Set task:
Wherever a line in the data below holds "攻击行为", copy that line.

Input rows:
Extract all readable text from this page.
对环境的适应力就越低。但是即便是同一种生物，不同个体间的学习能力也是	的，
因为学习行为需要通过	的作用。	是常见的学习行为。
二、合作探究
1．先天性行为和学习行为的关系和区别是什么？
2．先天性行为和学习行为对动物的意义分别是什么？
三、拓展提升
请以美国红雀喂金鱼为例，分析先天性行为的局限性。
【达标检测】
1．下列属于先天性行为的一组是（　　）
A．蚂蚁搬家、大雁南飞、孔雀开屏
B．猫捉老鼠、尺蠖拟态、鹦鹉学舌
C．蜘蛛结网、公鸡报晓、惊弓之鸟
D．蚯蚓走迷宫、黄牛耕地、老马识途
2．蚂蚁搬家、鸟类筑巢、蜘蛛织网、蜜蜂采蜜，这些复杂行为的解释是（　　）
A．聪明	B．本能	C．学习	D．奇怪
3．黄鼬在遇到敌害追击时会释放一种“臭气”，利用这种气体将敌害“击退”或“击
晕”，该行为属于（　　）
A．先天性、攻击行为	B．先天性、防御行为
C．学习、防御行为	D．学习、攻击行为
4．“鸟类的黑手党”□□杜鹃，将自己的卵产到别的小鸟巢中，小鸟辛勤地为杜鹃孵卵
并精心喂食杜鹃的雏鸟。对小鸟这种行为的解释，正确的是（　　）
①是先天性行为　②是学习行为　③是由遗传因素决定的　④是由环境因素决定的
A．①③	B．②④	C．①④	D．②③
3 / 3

Answer for this exercise:
A．先天性、攻击行为	B．先天性、防御行为
C．学习、防御行为	D．学习、攻击行为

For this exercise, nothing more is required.